§ **Stated problem**
Starting at the first line of the entries and ending at the line that contains "leather dimple texture [418,106,858,548]", print every line without change, including both of those lines.

§ **Raw data**
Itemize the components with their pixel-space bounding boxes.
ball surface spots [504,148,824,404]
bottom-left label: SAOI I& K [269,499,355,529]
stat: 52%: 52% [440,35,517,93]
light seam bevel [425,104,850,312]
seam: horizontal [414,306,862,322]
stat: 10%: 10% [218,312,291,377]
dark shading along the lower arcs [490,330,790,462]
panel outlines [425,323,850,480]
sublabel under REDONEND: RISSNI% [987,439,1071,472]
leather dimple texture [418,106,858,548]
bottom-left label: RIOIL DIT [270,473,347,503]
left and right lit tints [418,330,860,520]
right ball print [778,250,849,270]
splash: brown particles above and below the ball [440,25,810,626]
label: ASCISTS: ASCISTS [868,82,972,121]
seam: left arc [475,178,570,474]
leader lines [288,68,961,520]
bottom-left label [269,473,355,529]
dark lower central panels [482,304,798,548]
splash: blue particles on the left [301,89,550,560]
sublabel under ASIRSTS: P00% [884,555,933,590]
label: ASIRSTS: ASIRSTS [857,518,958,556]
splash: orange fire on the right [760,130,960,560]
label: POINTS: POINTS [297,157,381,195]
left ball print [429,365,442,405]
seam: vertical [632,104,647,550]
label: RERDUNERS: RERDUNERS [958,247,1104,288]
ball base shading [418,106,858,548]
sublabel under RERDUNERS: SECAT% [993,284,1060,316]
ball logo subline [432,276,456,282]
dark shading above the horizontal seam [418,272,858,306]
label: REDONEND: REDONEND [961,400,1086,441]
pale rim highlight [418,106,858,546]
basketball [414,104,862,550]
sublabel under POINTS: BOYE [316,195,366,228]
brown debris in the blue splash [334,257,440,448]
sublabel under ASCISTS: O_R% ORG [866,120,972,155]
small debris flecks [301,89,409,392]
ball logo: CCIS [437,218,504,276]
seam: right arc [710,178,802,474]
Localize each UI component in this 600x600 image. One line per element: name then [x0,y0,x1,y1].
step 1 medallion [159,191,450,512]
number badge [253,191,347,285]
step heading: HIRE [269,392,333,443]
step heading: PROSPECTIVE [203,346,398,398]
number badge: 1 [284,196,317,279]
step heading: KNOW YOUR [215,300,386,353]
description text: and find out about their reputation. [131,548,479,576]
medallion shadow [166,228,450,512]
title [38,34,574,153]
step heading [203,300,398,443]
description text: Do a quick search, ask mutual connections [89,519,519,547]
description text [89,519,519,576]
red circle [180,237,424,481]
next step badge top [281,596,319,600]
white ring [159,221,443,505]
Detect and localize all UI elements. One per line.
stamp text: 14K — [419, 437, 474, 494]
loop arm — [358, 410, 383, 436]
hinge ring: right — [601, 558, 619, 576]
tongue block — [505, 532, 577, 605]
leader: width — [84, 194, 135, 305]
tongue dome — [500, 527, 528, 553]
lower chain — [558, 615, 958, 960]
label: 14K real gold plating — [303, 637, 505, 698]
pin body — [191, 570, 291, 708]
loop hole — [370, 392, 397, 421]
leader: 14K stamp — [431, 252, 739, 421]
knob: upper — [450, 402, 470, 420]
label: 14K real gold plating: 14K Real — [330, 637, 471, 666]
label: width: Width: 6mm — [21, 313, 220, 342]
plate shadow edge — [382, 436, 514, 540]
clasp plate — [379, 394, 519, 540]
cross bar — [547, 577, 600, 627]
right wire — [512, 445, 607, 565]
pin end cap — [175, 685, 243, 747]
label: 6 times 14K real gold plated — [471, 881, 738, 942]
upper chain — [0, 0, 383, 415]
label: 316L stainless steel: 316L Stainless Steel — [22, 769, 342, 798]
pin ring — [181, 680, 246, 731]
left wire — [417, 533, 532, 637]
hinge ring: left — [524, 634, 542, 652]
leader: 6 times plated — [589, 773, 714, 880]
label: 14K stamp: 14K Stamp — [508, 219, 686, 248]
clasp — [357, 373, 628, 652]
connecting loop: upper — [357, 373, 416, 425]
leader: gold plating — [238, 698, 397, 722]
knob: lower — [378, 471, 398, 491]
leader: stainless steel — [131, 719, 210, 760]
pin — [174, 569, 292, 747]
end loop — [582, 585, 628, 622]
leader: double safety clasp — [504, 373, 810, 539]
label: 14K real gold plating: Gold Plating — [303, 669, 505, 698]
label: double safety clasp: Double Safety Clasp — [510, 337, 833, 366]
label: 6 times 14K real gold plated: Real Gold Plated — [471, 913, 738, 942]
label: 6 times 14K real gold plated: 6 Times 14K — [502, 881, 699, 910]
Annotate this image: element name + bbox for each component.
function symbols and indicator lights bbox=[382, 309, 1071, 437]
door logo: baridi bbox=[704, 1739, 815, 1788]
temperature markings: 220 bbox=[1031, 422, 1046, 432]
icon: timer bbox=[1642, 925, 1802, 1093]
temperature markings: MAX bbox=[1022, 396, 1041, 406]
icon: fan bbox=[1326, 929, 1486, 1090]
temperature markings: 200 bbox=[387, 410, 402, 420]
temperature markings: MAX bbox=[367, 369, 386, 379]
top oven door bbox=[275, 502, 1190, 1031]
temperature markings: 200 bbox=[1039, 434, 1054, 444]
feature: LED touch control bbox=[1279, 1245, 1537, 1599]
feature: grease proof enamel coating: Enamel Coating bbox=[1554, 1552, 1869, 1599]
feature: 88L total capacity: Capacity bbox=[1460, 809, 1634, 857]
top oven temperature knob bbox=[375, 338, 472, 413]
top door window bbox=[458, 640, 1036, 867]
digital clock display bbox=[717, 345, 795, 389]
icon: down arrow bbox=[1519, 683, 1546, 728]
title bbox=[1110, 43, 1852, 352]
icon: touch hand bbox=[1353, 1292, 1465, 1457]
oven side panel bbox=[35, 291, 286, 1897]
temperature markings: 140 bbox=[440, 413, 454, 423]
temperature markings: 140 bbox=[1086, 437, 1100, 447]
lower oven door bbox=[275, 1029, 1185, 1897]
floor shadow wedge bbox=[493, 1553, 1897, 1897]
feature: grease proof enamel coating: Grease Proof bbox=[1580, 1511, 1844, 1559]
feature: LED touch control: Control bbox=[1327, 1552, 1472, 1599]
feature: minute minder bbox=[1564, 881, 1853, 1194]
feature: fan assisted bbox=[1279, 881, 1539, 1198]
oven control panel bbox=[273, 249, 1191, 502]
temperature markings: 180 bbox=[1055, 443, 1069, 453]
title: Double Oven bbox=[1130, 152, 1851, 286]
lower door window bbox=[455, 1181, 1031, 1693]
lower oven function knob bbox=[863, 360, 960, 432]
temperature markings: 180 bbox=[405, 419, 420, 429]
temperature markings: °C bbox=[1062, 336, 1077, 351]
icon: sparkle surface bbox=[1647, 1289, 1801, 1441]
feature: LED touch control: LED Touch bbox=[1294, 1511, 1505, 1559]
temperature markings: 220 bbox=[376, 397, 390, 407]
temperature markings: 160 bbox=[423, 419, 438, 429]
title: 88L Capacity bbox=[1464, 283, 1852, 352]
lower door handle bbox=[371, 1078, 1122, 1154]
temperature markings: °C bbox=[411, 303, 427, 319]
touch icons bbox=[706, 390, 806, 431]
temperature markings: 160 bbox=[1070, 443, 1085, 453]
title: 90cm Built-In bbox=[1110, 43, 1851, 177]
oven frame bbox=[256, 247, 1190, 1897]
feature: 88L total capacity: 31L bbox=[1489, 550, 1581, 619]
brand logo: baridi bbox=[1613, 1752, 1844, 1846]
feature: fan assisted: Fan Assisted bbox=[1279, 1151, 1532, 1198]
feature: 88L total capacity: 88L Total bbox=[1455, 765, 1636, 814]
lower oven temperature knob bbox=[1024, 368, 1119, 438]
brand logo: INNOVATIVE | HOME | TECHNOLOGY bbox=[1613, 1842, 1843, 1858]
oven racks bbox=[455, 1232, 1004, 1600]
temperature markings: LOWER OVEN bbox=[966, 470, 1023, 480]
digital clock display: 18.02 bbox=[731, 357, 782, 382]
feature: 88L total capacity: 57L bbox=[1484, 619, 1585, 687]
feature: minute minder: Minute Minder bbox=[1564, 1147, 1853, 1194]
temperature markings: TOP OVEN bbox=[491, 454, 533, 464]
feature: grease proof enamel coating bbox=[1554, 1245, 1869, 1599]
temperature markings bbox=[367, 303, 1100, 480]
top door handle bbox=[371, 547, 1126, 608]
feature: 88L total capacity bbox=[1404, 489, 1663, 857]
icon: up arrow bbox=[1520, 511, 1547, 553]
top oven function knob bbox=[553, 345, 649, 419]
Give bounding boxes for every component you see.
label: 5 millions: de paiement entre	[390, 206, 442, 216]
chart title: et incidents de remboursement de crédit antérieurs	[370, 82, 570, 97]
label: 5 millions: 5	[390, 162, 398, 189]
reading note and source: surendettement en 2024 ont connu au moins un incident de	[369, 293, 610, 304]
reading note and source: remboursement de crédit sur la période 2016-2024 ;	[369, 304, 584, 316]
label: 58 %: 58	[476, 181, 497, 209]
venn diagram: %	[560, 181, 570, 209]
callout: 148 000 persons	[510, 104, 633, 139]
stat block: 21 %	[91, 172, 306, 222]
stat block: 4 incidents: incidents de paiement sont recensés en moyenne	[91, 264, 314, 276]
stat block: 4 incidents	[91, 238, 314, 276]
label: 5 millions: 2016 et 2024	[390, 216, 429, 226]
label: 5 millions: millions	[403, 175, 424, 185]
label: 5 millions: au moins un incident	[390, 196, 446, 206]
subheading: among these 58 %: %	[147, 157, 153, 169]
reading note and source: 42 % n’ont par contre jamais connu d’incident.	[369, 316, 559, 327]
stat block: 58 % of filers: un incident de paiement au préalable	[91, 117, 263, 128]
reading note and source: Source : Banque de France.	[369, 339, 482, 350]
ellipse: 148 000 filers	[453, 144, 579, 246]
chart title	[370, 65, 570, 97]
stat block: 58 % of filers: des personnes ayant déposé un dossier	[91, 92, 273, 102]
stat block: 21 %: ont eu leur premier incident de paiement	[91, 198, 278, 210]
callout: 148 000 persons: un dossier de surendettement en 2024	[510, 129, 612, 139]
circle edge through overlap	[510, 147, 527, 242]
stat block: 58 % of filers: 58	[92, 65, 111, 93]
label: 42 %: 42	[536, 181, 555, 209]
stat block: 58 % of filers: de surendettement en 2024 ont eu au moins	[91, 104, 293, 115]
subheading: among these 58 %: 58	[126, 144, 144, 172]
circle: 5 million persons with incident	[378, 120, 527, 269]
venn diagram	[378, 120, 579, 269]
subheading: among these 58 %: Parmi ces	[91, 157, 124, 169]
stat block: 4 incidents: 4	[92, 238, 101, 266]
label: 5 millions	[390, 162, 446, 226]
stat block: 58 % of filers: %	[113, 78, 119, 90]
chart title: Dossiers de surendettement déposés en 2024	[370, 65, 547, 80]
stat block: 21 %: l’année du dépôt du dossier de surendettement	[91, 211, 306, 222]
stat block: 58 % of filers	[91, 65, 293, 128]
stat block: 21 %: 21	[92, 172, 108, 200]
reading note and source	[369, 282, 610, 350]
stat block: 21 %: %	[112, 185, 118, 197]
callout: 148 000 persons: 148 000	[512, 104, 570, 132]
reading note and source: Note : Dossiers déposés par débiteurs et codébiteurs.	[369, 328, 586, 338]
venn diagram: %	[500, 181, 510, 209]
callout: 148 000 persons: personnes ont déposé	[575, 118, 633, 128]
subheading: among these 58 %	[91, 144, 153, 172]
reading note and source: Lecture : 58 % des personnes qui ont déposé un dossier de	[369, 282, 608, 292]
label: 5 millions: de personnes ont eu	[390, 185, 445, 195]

§ **Answer below**
Itemize the components with their pixel-space bounding boxes.
ball surface spots [504,148,824,404]
bottom-left label: SAOI I& K [269,499,355,529]
stat: 52%: 52% [440,35,517,93]
light seam bevel [425,104,850,312]
seam: horizontal [414,306,862,322]
stat: 10%: 10% [218,312,291,377]
dark shading along the lower arcs [490,330,790,462]
panel outlines [425,323,850,480]
sublabel under REDONEND: RISSNI% [987,439,1071,472]
leather dimple texture [418,106,858,548]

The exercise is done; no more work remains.